▶ [Data extract]
----

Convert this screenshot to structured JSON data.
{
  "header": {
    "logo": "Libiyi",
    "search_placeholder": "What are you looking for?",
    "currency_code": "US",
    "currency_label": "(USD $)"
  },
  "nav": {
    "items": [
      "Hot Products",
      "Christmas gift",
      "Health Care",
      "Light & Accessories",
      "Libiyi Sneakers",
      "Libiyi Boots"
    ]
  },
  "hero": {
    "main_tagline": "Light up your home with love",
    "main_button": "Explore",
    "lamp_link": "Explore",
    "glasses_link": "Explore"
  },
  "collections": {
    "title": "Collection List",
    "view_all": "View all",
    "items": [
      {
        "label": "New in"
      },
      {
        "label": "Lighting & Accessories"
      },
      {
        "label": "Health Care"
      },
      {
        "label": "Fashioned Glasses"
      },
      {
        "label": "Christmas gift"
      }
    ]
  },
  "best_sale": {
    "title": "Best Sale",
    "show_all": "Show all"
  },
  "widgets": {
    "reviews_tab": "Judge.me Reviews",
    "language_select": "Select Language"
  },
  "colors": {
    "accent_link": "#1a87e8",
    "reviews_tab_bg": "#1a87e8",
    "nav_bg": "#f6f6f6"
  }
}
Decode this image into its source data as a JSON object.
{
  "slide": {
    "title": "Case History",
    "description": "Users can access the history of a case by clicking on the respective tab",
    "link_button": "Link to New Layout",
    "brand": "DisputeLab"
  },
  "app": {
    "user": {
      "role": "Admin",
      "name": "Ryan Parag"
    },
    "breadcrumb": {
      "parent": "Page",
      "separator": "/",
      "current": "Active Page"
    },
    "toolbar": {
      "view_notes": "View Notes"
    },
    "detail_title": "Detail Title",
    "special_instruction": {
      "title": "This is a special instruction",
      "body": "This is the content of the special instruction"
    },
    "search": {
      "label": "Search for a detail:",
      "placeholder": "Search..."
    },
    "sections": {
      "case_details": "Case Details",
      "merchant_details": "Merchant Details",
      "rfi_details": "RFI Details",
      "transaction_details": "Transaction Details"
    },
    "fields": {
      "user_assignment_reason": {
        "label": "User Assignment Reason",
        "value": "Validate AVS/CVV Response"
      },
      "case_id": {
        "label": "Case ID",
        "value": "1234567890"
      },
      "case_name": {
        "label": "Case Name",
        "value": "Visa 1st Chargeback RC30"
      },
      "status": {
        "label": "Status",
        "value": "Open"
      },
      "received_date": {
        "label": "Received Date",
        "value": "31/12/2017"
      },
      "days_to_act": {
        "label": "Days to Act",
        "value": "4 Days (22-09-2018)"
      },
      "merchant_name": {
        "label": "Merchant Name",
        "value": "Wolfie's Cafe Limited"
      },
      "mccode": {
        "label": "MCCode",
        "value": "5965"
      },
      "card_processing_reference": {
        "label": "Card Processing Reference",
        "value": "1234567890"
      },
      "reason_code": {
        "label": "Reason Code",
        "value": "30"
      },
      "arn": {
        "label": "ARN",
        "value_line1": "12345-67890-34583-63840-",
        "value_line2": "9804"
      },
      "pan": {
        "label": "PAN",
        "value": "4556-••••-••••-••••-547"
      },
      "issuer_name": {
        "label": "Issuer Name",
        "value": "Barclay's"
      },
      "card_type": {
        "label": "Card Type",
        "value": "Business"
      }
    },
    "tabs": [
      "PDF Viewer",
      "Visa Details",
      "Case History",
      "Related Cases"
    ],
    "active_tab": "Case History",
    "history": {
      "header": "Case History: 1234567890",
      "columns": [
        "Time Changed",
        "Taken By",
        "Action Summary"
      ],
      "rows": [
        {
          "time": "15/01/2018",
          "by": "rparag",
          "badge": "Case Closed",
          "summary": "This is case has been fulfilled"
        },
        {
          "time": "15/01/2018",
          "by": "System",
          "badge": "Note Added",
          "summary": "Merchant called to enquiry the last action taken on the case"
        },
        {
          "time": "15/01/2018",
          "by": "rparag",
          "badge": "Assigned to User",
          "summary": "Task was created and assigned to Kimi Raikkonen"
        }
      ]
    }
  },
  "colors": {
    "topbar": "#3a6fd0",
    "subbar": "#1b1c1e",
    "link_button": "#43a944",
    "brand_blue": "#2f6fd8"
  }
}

----

▶ [Problem]
Write the material out again in its entirety, exactly as shown.

▶ [Task answer]
Convert this screenshot to structured JSON data.
{
  "header": {
    "logo": "Libiyi",
    "search_placeholder": "What are you looking for?",
    "currency_code": "US",
    "currency_label": "(USD $)"
  },
  "nav": {
    "items": [
      "Hot Products",
      "Christmas gift",
      "Health Care",
      "Light & Accessories",
      "Libiyi Sneakers",
      "Libiyi Boots"
    ]
  },
  "hero": {
    "main_tagline": "Light up your home with love",
    "main_button": "Explore",
    "lamp_link": "Explore",
    "glasses_link": "Explore"
  },
  "collections": {
    "title": "Collection List",
    "view_all": "View all",
    "items": [
      {
        "label": "New in"
      },
      {
        "label": "Lighting & Accessories"
      },
      {
        "label": "Health Care"
      },
      {
        "label": "Fashioned Glasses"
      },
      {
        "label": "Christmas gift"
      }
    ]
  },
  "best_sale": {
    "title": "Best Sale",
    "show_all": "Show all"
  },
  "widgets": {
    "reviews_tab": "Judge.me Reviews",
    "language_select": "Select Language"
  },
  "colors": {
    "accent_link": "#1a87e8",
    "reviews_tab_bg": "#1a87e8",
    "nav_bg": "#f6f6f6"
  }
}
Decode this image into its source data as a JSON object.
{
  "slide": {
    "title": "Case History",
    "description": "Users can access the history of a case by clicking on the respective tab",
    "link_button": "Link to New Layout",
    "brand": "DisputeLab"
  },
  "app": {
    "user": {
      "role": "Admin",
      "name": "Ryan Parag"
    },
    "breadcrumb": {
      "parent": "Page",
      "separator": "/",
      "current": "Active Page"
    },
    "toolbar": {
      "view_notes": "View Notes"
    },
    "detail_title": "Detail Title",
    "special_instruction": {
      "title": "This is a special instruction",
      "body": "This is the content of the special instruction"
    },
    "search": {
      "label": "Search for a detail:",
      "placeholder": "Search..."
    },
    "sections": {
      "case_details": "Case Details",
      "merchant_details": "Merchant Details",
      "rfi_details": "RFI Details",
      "transaction_details": "Transaction Details"
    },
    "fields": {
      "user_assignment_reason": {
        "label": "User Assignment Reason",
        "value": "Validate AVS/CVV Response"
      },
      "case_id": {
        "label": "Case ID",
        "value": "1234567890"
      },
      "case_name": {
        "label": "Case Name",
        "value": "Visa 1st Chargeback RC30"
      },
      "status": {
        "label": "Status",
        "value": "Open"
      },
      "received_date": {
        "label": "Received Date",
        "value": "31/12/2017"
      },
      "days_to_act": {
        "label": "Days to Act",
        "value": "4 Days (22-09-2018)"
      },
      "merchant_name": {
        "label": "Merchant Name",
        "value": "Wolfie's Cafe Limited"
      },
      "mccode": {
        "label": "MCCode",
        "value": "5965"
      },
      "card_processing_reference": {
        "label": "Card Processing Reference",
        "value": "1234567890"
      },
      "reason_code": {
        "label": "Reason Code",
        "value": "30"
      },
      "arn": {
        "label": "ARN",
        "value_line1": "12345-67890-34583-63840-",
        "value_line2": "9804"
      },
      "pan": {
        "label": "PAN",
        "value": "4556-••••-••••-••••-547"
      },
      "issuer_name": {
        "label": "Issuer Name",
        "value": "Barclay's"
      },
      "card_type": {
        "label": "Card Type",
        "value": "Business"
      }
    },
    "tabs": [
      "PDF Viewer",
      "Visa Details",
      "Case History",
      "Related Cases"
    ],
    "active_tab": "Case History",
    "history": {
      "header": "Case History: 1234567890",
      "columns": [
        "Time Changed",
        "Taken By",
        "Action Summary"
      ],
      "rows": [
        {
          "time": "15/01/2018",
          "by": "rparag",
          "badge": "Case Closed",
          "summary": "This is case has been fulfilled"
        },
        {
          "time": "15/01/2018",
          "by": "System",
          "badge": "Note Added",
          "summary": "Merchant called to enquiry the last action taken on the case"
        },
        {
          "time": "15/01/2018",
          "by": "rparag",
          "badge": "Assigned to User",
          "summary": "Task was created and assigned to Kimi Raikkonen"
        }
      ]
    }
  },
  "colors": {
    "topbar": "#3a6fd0",
    "subbar": "#1b1c1e",
    "link_button": "#43a944",
    "brand_blue": "#2f6fd8"
  }
}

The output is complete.